■ PROBLEM DETAILS: Begin at the line below that contains "What text is on this page?". Repeat it and all remaining lines of the records exactly.

■ DATA SUPPLIED:
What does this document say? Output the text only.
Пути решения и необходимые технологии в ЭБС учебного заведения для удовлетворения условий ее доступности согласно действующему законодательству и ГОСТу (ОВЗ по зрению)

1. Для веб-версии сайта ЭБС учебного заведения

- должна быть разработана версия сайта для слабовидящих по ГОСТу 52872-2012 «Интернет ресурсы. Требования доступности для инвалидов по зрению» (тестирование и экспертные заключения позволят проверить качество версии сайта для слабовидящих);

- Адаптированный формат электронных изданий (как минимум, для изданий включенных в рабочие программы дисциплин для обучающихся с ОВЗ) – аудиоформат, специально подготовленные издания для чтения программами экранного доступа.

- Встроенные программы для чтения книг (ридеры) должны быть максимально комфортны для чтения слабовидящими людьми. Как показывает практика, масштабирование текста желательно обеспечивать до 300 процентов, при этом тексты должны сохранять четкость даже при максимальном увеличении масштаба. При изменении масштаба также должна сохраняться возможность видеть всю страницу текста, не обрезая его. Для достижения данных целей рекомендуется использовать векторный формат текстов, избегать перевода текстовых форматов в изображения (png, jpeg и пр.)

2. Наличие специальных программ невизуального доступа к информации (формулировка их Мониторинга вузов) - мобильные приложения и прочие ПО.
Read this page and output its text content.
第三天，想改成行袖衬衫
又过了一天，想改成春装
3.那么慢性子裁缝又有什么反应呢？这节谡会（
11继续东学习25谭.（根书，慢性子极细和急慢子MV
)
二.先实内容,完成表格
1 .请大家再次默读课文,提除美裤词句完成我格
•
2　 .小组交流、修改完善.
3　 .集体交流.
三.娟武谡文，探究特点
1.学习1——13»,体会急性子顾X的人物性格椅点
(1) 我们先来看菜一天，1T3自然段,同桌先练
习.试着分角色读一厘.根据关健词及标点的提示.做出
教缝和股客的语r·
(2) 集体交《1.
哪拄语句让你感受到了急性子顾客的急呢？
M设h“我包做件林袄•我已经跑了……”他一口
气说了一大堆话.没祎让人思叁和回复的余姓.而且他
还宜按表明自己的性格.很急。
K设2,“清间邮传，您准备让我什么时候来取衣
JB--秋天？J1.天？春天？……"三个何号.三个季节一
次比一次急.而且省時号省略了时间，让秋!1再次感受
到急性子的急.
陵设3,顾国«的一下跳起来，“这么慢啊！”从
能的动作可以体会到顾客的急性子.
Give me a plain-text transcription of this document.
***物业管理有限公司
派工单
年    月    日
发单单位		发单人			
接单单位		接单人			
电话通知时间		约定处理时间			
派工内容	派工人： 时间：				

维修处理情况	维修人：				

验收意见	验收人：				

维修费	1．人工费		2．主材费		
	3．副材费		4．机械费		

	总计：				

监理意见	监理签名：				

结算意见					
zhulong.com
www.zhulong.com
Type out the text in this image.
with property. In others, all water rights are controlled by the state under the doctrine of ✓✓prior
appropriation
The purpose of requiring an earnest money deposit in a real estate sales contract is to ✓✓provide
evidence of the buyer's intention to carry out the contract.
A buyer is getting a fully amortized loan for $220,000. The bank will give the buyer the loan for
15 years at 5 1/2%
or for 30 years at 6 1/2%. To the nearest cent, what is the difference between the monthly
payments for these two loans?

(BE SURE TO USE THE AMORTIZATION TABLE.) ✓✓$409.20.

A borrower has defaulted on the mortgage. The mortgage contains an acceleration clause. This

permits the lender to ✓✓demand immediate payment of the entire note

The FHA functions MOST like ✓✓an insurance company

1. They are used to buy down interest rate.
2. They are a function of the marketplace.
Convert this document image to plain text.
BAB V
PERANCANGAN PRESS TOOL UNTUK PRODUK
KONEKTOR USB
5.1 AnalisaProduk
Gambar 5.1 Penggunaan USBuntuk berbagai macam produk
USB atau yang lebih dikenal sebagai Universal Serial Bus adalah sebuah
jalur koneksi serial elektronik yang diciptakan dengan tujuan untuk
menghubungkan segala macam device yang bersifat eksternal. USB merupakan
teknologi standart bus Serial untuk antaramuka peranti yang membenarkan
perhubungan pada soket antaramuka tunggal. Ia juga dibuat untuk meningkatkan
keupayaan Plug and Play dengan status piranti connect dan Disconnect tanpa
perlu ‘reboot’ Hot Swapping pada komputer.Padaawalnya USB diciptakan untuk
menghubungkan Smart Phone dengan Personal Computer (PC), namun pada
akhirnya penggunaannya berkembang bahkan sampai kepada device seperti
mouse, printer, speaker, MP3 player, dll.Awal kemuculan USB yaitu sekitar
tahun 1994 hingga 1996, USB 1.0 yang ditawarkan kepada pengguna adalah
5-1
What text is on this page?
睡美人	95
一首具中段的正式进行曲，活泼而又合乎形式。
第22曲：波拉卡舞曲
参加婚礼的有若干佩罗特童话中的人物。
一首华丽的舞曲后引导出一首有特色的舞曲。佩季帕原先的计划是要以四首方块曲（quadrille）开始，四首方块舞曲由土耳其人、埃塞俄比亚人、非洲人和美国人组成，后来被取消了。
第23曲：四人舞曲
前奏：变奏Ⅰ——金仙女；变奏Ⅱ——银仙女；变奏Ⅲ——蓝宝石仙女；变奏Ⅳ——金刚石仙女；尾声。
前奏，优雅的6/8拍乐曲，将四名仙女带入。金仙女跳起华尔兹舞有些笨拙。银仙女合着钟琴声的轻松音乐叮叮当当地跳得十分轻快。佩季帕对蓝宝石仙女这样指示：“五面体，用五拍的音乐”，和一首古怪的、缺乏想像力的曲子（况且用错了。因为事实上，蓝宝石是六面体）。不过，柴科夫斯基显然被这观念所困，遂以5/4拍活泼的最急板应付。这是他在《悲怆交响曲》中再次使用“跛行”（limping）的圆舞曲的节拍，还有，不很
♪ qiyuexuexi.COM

■ SOLVED PROBLEM:
What text is on this page?
睡美人	95
一首具中段的正式进行曲，活泼而又合乎形式。
第22曲：波拉卡舞曲
参加婚礼的有若干佩罗特童话中的人物。
一首华丽的舞曲后引导出一首有特色的舞曲。佩季帕原先的计划是要以四首方块曲（quadrille）开始，四首方块舞曲由土耳其人、埃塞俄比亚人、非洲人和美国人组成，后来被取消了。
第23曲：四人舞曲
前奏：变奏Ⅰ——金仙女；变奏Ⅱ——银仙女；变奏Ⅲ——蓝宝石仙女；变奏Ⅳ——金刚石仙女；尾声。
前奏，优雅的6/8拍乐曲，将四名仙女带入。金仙女跳起华尔兹舞有些笨拙。银仙女合着钟琴声的轻松音乐叮叮当当地跳得十分轻快。佩季帕对蓝宝石仙女这样指示：“五面体，用五拍的音乐”，和一首古怪的、缺乏想像力的曲子（况且用错了。因为事实上，蓝宝石是六面体）。不过，柴科夫斯基显然被这观念所困，遂以5/4拍活泼的最急板应付。这是他在《悲怆交响曲》中再次使用“跛行”（limping）的圆舞曲的节拍，还有，不很
♪ qiyuexuexi.COM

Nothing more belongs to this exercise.